• Set exercise: Would you transcribe the whole listing exactly, minus its pictures?

• Source material:
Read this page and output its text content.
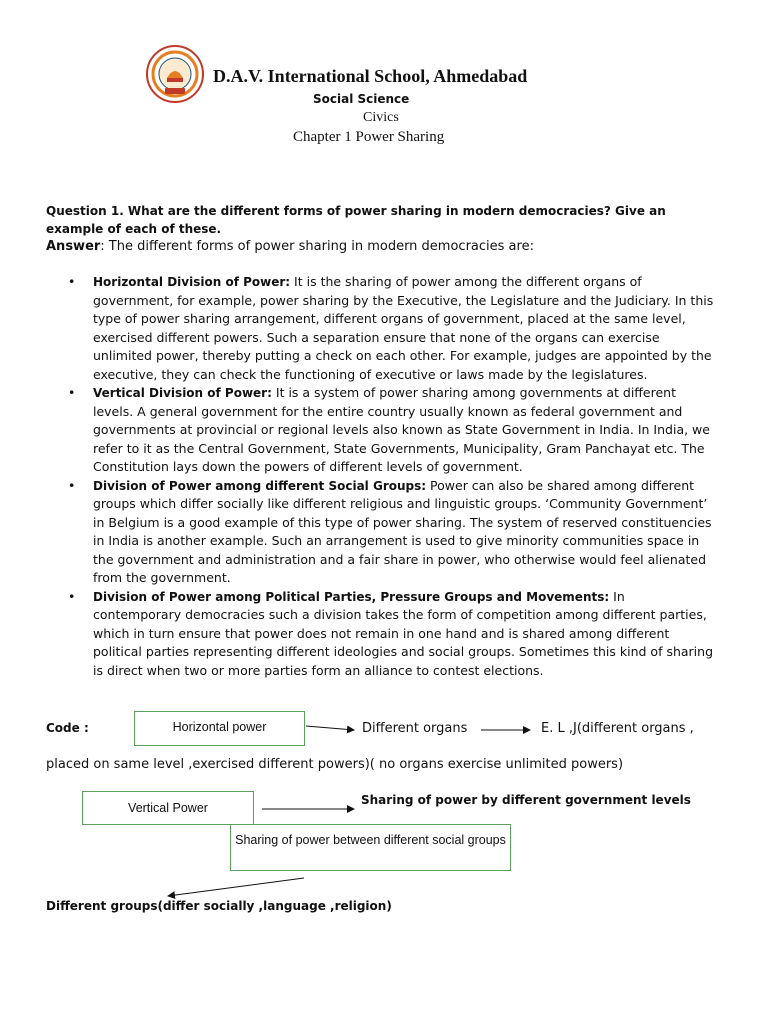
D.A.V. International School, Ahmedabad
Social Science
Civics
Chapter 1 Power Sharing
Question 1. What are the different forms of power sharing in modern democracies? Give an example of each of these.
Answer: The different forms of power sharing in modern democracies are:
• Horizontal Division of Power: It is the sharing of power among the different organs of government, for example, power sharing by the Executive, the Legislature and the Judiciary. In this type of power sharing arrangement, different organs of government, placed at the same level, exercised different powers. Such a separation ensure that none of the organs can exercise unlimited power, thereby putting a check on each other. For example, judges are appointed by the executive, they can check the functioning of executive or laws made by the legislatures.
• Vertical Division of Power: It is a system of power sharing among governments at different levels. A general government for the entire country usually known as federal government and governments at provincial or regional levels also known as State Government in India. In India, we refer to it as the Central Government, State Governments, Municipality, Gram Panchayat etc. The Constitution lays down the powers of different levels of government.
• Division of Power among different Social Groups: Power can also be shared among different groups which differ socially like different religious and linguistic groups. ‘Community Government’ in Belgium is a good example of this type of power sharing. The system of reserved constituencies in India is another example. Such an arrangement is used to give minority communities space in the government and administration and a fair share in power, who otherwise would feel alienated from the government.
• Division of Power among Political Parties, Pressure Groups and Movements: In contemporary democracies such a division takes the form of competition among different parties, which in turn ensure that power does not remain in one hand and is shared among different political parties representing different ideologies and social groups. Sometimes this kind of sharing is direct when two or more parties form an alliance to contest elections.
Code :	Horizontal power	Different organs	E. L ,J(different organs ,
placed on same level ,exercised different powers)( no organs exercise unlimited powers)
Vertical Power
Sharing of power by different government levels
Sharing of power between different social groups
Different groups(differ socially ,language ,religion)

• Solution for this problem:
Read this page and output its text content.
D.A.V. International School, Ahmedabad
Social Science
Civics
Chapter 1 Power Sharing
Question 1. What are the different forms of power sharing in modern democracies? Give an example of each of these.
Answer: The different forms of power sharing in modern democracies are:
• Horizontal Division of Power: It is the sharing of power among the different organs of government, for example, power sharing by the Executive, the Legislature and the Judiciary. In this type of power sharing arrangement, different organs of government, placed at the same level, exercised different powers. Such a separation ensure that none of the organs can exercise unlimited power, thereby putting a check on each other. For example, judges are appointed by the executive, they can check the functioning of executive or laws made by the legislatures.
• Vertical Division of Power: It is a system of power sharing among governments at different levels. A general government for the entire country usually known as federal government and governments at provincial or regional levels also known as State Government in India. In India, we refer to it as the Central Government, State Governments, Municipality, Gram Panchayat etc. The Constitution lays down the powers of different levels of government.
• Division of Power among different Social Groups: Power can also be shared among different groups which differ socially like different religious and linguistic groups. ‘Community Government’ in Belgium is a good example of this type of power sharing. The system of reserved constituencies in India is another example. Such an arrangement is used to give minority communities space in the government and administration and a fair share in power, who otherwise would feel alienated from the government.
• Division of Power among Political Parties, Pressure Groups and Movements: In contemporary democracies such a division takes the form of competition among different parties, which in turn ensure that power does not remain in one hand and is shared among different political parties representing different ideologies and social groups. Sometimes this kind of sharing is direct when two or more parties form an alliance to contest elections.
Code :	Horizontal power	Different organs	E. L ,J(different organs ,
placed on same level ,exercised different powers)( no organs exercise unlimited powers)
Vertical Power
Sharing of power by different government levels
Sharing of power between different social groups
Different groups(differ socially ,language ,religion)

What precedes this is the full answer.